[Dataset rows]

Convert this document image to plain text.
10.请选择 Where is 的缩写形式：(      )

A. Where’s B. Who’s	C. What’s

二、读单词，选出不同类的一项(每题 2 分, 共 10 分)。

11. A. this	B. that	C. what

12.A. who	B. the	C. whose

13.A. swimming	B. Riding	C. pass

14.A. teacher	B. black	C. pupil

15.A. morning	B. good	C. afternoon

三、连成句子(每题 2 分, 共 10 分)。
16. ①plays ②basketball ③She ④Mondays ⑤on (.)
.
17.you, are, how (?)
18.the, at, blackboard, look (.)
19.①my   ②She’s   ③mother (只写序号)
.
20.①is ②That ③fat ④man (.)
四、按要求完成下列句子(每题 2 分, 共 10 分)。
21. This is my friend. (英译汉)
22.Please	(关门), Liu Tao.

= TASK TO CARRY OUT =
Count up the lines in the listing that hold the word "Where", and give that number only.

= FULL OUTPUT =
2